(What you need to do):
Write out the interview on value-based care word for word, everything from "Edifecs: Would you" down to "to measure performance?".
───── Source passage
As the Quality Assurance/Improvement Officer at AdvantagePoint, Carol Ann Hudson understands the barriers that can prevent providers face from moving into new value-based care arrangements and programs. We recently chatted with Carol Ann about AdvantagePoint’s approach to value-based arrangements, the challenges she’s experienced, and how she thinks payers and providers can work together more effectively to support the expansion of value-based care.
This interview has been edited for length and clarity.
Edifecs: What portion of your enrollment falls under an APM arrangement? How do you determine where to deploy resources?
Carol Ann Hudson: Around two-thirds of our acute care markets are currently in our networks. Our goal over the next two years is to have everybody, all of our markets, in some sort of network. We struggle a little bit because we’re in rural areas, so we have to do a lot of recruiting of independent [practices] to get the number of lives up, to actually get payers to come to the table and talk to us and offer us something.
[But] we have resources to deploy. We have care navigators, care management, a CDI program for both pre- and post-encounter, and we have things to bring to payers. We think we present a really good case, and I can proudly say that for 2023 we did not lose money in any arrangement. We always hit our shared savings.
Edifecs: Would you agree that independent practitioners and clinics have become more sophisticated about and interested in value-based care?
CAH: I would. But I hear all the time from the [independents] we’re recruiting, “Oh, we would love to go with you, but we don’t have the staff to even be able to log into a portal and pull that list of HCCs that need to be recoded,” or whatever it is. The goal is for everybody to get under some [VBC arrangement] and to have help, and I think building large networks is the way to go.
Edifecs: It sounds like the programs are typically not integrated. Does that isolation make it easier or more challenging to measure performance?
CAH: More challenging. There’s data coming from all different sources [that is] not in any standardized format. We’re getting quality information from payers; we’re getting the risk adjustment stuff from our MA plans; we’re processing our own data from CMS or MSSP claims.
──────────
───── The data
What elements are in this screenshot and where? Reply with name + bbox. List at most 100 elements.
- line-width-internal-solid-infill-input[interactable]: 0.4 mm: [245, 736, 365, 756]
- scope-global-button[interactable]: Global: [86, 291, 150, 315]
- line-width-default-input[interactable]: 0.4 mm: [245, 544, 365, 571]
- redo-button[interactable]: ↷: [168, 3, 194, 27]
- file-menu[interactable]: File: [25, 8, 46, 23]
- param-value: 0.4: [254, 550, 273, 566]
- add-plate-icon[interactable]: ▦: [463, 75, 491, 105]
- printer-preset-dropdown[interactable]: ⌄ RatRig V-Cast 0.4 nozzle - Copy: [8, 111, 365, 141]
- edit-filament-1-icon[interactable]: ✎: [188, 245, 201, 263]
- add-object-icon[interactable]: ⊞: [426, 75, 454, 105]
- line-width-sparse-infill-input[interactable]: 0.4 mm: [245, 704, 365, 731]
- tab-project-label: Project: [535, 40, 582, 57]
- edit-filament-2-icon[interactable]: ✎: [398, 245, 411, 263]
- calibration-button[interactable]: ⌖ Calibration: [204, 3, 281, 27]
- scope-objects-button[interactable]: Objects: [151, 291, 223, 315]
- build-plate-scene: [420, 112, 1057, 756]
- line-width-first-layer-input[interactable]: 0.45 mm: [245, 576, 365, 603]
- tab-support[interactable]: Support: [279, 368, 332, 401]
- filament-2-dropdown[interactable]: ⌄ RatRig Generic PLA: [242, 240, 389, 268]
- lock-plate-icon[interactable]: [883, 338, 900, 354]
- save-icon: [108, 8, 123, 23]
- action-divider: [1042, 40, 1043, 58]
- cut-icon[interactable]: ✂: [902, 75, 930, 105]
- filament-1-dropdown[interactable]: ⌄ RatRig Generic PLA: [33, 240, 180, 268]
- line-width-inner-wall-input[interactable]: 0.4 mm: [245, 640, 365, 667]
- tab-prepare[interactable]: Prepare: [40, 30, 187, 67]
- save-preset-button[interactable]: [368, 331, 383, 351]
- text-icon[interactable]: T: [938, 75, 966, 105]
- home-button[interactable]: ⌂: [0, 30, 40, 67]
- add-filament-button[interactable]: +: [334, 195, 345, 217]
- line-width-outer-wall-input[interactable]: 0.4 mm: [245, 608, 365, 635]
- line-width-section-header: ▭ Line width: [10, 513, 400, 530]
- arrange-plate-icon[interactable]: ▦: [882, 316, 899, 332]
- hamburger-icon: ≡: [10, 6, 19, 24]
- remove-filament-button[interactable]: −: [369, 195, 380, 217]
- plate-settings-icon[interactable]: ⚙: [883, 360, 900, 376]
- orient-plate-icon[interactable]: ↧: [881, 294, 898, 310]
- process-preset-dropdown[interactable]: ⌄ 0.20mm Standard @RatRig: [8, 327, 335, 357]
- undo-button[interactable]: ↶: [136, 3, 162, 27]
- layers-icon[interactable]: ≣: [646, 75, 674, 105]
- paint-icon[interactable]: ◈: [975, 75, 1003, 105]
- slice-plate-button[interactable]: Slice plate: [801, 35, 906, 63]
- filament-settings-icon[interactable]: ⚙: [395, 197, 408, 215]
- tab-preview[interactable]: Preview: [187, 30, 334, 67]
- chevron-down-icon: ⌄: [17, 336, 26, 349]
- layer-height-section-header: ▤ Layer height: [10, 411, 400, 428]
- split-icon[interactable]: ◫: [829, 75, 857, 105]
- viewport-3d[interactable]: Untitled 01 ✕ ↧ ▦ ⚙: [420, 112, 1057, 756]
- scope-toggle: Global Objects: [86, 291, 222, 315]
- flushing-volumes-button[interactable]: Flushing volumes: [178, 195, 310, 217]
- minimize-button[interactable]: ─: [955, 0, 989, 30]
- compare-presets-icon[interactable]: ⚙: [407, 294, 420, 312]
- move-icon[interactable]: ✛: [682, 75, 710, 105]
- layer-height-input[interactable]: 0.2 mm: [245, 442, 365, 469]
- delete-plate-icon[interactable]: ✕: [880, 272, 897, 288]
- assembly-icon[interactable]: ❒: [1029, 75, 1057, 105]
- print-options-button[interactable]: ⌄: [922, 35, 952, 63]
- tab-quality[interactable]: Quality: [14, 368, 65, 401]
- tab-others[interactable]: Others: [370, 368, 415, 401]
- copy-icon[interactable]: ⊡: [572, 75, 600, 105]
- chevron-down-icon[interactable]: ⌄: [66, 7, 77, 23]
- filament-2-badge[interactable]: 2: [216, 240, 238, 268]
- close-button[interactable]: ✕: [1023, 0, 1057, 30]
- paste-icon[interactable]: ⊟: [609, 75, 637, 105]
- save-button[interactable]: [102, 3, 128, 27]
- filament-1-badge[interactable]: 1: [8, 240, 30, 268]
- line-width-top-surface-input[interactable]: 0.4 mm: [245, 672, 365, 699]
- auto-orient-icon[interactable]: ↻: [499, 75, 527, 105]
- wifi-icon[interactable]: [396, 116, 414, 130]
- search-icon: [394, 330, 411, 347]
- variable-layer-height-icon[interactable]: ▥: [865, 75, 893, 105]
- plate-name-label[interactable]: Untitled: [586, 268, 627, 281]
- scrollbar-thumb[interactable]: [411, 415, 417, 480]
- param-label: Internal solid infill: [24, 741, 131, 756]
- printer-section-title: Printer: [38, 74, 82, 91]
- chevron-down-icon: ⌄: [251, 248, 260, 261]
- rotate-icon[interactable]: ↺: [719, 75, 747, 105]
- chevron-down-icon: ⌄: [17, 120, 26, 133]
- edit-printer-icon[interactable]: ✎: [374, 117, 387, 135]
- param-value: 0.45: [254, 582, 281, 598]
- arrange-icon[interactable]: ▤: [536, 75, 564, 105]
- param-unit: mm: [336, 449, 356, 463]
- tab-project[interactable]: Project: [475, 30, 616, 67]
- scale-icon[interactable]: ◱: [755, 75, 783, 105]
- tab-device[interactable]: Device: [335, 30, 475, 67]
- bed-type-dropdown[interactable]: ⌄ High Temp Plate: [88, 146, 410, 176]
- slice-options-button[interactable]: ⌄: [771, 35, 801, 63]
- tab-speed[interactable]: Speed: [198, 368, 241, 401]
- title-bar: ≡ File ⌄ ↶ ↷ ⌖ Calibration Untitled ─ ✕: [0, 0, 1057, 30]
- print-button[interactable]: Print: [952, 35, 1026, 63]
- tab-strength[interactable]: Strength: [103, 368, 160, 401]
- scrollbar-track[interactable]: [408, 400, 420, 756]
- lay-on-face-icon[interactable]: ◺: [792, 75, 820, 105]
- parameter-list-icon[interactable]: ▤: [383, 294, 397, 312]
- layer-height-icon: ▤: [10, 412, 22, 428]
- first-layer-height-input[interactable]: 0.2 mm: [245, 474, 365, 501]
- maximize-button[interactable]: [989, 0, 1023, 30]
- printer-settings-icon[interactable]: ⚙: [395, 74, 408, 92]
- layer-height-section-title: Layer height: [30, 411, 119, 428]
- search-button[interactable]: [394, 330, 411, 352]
──────────
(Exercise output):
Edifecs: Would you agree that independent practitioners and clinics have become more sophisticated about and interested in value-based care?
CAH: I would. But I hear all the time from the [independents] we’re recruiting, “Oh, we would love to go with you, but we don’t have the staff to even be able to log into a portal and pull that list of HCCs that need to be recoded,” or whatever it is. The goal is for everybody to get under some [VBC arrangement] and to have help, and I think building large networks is the way to go.
Edifecs: It sounds like the programs are typically not integrated. Does that isolation make it easier or more challenging to measure performance?